** begin Records for the task **
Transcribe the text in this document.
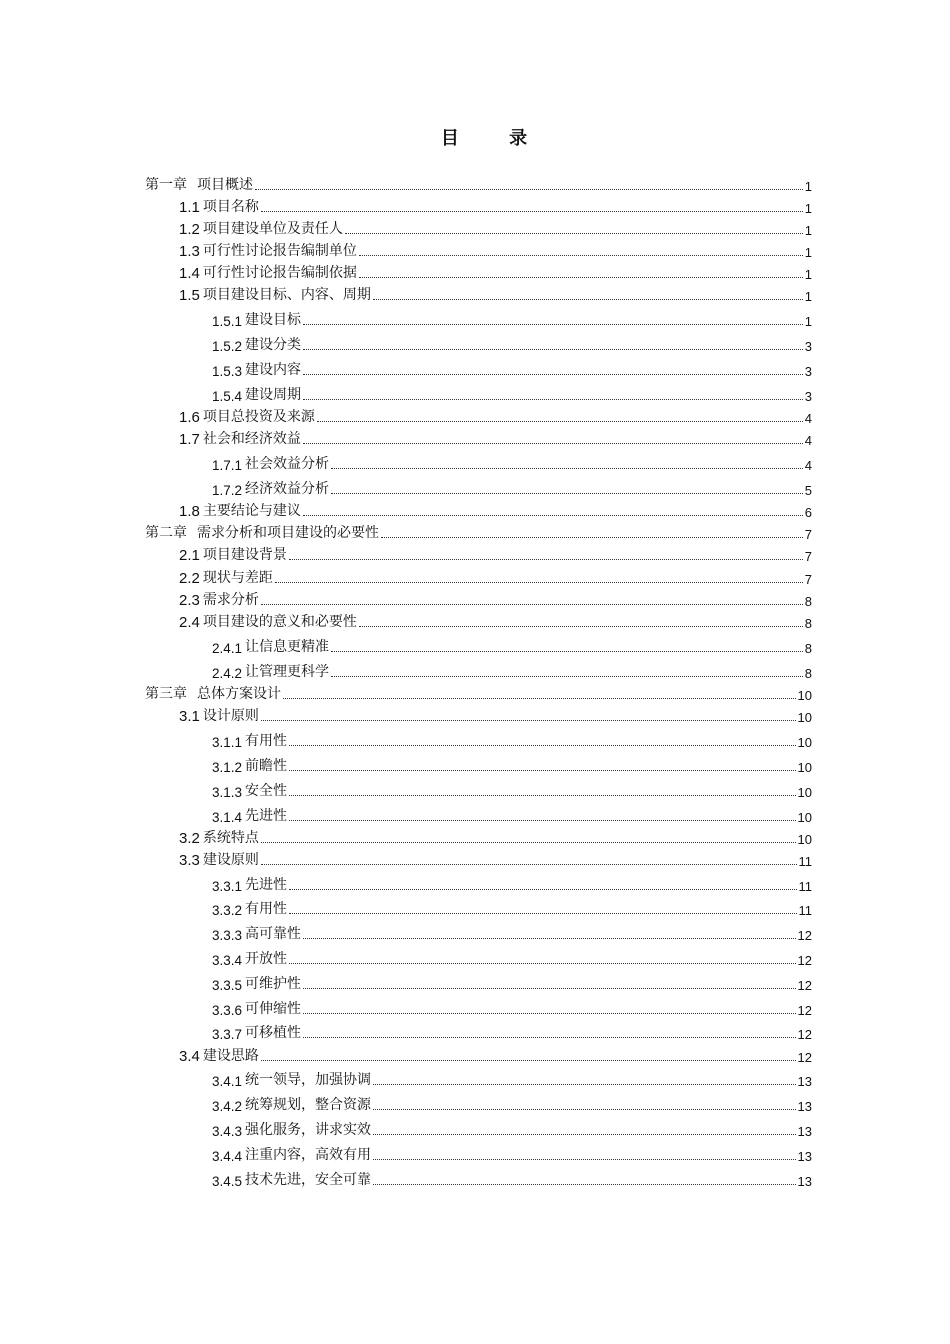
目 录
第一章 项目概述	1
1.1 项目名称	1
1.2 项目建设单位及责任人	1
1.3 可行性讨论报告编制单位	1
1.4 可行性讨论报告编制依据	1
1.5 项目建设目标、内容、周期	1
1.5.1 建设目标	1
1.5.2 建设分类	3
1.5.3 建设内容	3
1.5.4 建设周期	3
1.6 项目总投资及来源	4
1.7 社会和经济效益	4
1.7.1 社会效益分析	4
1.7.2 经济效益分析	5
1.8 主要结论与建议	6
第二章 需求分析和项目建设的必要性	7
2.1 项目建设背景	7
2.2 现状与差距	7
2.3 需求分析	8
2.4 项目建设的意义和必要性	8
2.4.1 让信息更精准	8
2.4.2 让管理更科学	8
第三章 总体方案设计	10
3.1 设计原则	10
3.1.1 有用性	10
3.1.2 前瞻性	10
3.1.3 安全性	10
3.1.4 先进性	10
3.2 系统特点	10
3.3 建设原则	11
3.3.1 先进性	11
3.3.2 有用性	11
3.3.3 高可靠性	12
3.3.4 开放性	12
3.3.5 可维护性	12
3.3.6 可伸缩性	12
3.3.7 可移植性	12
3.4 建设思路	12
3.4.1 统一领导，加强协调	13
3.4.2 统筹规划，整合资源	13
3.4.3 强化服务，讲求实效	13
3.4.4 注重内容，高效有用	13
3.4.5 技术先进，安全可靠	13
** end Records for the task **
* [To do] Reproduce each line exactly as it appears, omitting the pictures.

* [Task result]
Transcribe the text in this document.
目 录
第一章 项目概述	1
1.1 项目名称	1
1.2 项目建设单位及责任人	1
1.3 可行性讨论报告编制单位	1
1.4 可行性讨论报告编制依据	1
1.5 项目建设目标、内容、周期	1
1.5.1 建设目标	1
1.5.2 建设分类	3
1.5.3 建设内容	3
1.5.4 建设周期	3
1.6 项目总投资及来源	4
1.7 社会和经济效益	4
1.7.1 社会效益分析	4
1.7.2 经济效益分析	5
1.8 主要结论与建议	6
第二章 需求分析和项目建设的必要性	7
2.1 项目建设背景	7
2.2 现状与差距	7
2.3 需求分析	8
2.4 项目建设的意义和必要性	8
2.4.1 让信息更精准	8
2.4.2 让管理更科学	8
第三章 总体方案设计	10
3.1 设计原则	10
3.1.1 有用性	10
3.1.2 前瞻性	10
3.1.3 安全性	10
3.1.4 先进性	10
3.2 系统特点	10
3.3 建设原则	11
3.3.1 先进性	11
3.3.2 有用性	11
3.3.3 高可靠性	12
3.3.4 开放性	12
3.3.5 可维护性	12
3.3.6 可伸缩性	12
3.3.7 可移植性	12
3.4 建设思路	12
3.4.1 统一领导，加强协调	13
3.4.2 统筹规划，整合资源	13
3.4.3 强化服务，讲求实效	13
3.4.4 注重内容，高效有用	13
3.4.5 技术先进，安全可靠	13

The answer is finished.